*** Opening Page extract ***

The case of Frank Stallone
A similar situation played out on Friday and Saturday involving Frank Stallone. The brother of Sylvester Stallone, also an outspoken Twitter D-lister, weighed in on Hogg, presumably in reference to the Ingraham boycott. His words were sharper than the Fox hosts, indulging in name-calling and vaguely suggesting that “someone” should get violent with Hogg.
Stallone later deleted the tweet, but nothing that’s existed on the internet is ever truly gone. Here’s a screenshot.
Soon after, Stallone faced enough of a social media backlash that he set his Twitter account to “protected” not long after he posted the tweet. When he eventually re-emerged, it was with an apology.
To everyone and to David Hogg especially. I want to deeply apologize for my irresponsible words. I would never in a million years wish or promote violence to anyone anywhere on this planet. After what these kids went though I’m deeply ashamed. Please accept my apology. Frank
— Frank Stallone (@Stallone) April 1, 2018
But our Twitter history doesn’t forget. If you scroll down Stallone’s timeline and look at what he had to say while his account was protected, you can see how frustrated he was. You can also see what he thinks of apologies like the one he offered in a subsequent retweet.
Hi I just made my account private so I don’t have to listen to a bunch of computer hero’s telling me how tough they and I’m not. In this country you can choose your company
— Frank Stallone (@Stallone) March 31, 2018
The Laura Ingraham situation shows why you should be very careful about apologizing to the Left. Even if you were wrong. Their demands for an apology are insincere. They demand the apology because they want you to submit to them, not because they want to forgive.

*** Closing Page extract ***

— What to work on —
1. According to the passage on Frank Stallone, what setting did he apply to his Twitter account after facing a social media backlash?
2. Pick up the passage on Frank Stallone after its final sentence and carry it forward.
The rows that come next are not required for either task.

*** Opening Supplied material ***

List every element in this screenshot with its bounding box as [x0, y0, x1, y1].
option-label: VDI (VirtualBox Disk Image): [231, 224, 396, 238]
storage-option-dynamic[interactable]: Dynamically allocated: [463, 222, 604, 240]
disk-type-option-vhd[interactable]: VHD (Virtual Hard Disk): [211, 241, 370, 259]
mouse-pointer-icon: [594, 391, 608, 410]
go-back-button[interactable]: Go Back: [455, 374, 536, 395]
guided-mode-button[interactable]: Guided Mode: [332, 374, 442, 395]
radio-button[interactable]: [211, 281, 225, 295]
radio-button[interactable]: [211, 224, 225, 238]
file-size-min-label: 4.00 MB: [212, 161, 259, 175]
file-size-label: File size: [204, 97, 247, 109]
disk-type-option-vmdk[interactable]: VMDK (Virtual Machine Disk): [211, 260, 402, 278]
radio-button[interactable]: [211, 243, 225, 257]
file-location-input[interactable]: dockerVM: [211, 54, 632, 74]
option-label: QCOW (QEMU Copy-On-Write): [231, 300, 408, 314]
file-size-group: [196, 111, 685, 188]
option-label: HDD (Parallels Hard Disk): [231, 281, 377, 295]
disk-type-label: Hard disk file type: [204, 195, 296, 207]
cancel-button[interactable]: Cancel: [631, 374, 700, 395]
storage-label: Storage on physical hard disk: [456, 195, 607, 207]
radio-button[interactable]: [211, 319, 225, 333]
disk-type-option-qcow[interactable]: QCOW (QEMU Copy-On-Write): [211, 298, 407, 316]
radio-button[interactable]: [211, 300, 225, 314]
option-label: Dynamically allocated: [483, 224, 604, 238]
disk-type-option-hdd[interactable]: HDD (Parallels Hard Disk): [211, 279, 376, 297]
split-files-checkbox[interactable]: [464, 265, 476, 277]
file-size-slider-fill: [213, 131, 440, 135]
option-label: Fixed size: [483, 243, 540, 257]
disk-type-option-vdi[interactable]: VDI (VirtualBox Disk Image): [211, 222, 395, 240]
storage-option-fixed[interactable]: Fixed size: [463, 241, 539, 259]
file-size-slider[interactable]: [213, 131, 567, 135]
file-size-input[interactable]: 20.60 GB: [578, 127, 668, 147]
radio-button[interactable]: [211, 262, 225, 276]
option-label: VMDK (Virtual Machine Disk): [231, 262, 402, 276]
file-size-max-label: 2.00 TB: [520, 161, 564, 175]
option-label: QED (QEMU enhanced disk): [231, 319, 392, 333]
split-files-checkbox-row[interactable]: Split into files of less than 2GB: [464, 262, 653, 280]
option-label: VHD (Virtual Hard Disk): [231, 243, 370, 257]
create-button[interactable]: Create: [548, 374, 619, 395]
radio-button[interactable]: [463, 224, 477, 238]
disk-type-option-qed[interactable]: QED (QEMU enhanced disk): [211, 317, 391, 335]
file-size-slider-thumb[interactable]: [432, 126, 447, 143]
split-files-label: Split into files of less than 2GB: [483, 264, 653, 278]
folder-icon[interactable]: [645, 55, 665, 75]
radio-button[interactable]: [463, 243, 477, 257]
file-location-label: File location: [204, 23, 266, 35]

*** Closing Supplied material ***

— Responses to the tasks —
1. He set his Twitter account to "protected."

2.
— Matt Walsh (@MattWalshBlog) March 31, 2018
The new battlefield of social media
It may be a stretch to suggest that Ingraham or Stallone learned any kind of lesson from their failed attempts to smear Hogg. A reckoning may be coming for Ingraham if she loses her Fox gig over this, but there’s plenty of demand for right-wing bullies like her in the broader media landscape of 2018.
In the end, it doesn’t matter if either of them learned from this. The lesson here is for all of us, and it amounts to a clear look at how capable these kids are.
Hogg responded to the Ingraham blow-up with a rapid call to action. He looked at the situation, recognized the bully for who she was, and asked the world: Should someone who behaves like this really have a platform? He then provided a plan for turning any frustration with Ingraham’s behavior into tangible action.
The response to Stallone was even better: Hogg didn’t have one. He completely ignored the vitriol-fueled attack. Unlike Ingraham, Stallone doesn’t have much of a platform. Hogg seemed to recognize — rightly — that engaging would simply give the bully what he wanted.
Compare that to the way Hogg has responded to Ted Nugent, the aging rock star and Trump stan who broadly attacked all of the teen protesters, calling them “soulless” and “liars” during a recent radio appearance.
Nugent doesn’t have much of a social media presence, but Hogg still found a way to address the situation. He told his followers, via a retweet, to ignore Nugent and focus their energy instead on taking in a speech by Hunter Pollack, brother to Parkland victim Meadow Pollack.
Hogg and the rest of his Marjory Stoneman Douglas friends — not to mention most every other teen in America — understands the ebbs and flows of social media. They know how to push back against online bullies. They know when to disengage, or deflect, or not engage at all.
And they’re angry. They’re fed up with having their perspectives minimized in a world they stand to inherit soon, and they’re using the power of social media very effectively to make that clear.
That’s the real lesson of Easter weekend: Hogg and all the kids like him are flat-out better at this stuff than any of the people or organizations coming after them. Insincere apologies and thundering silence aren’t going to cut it anymore.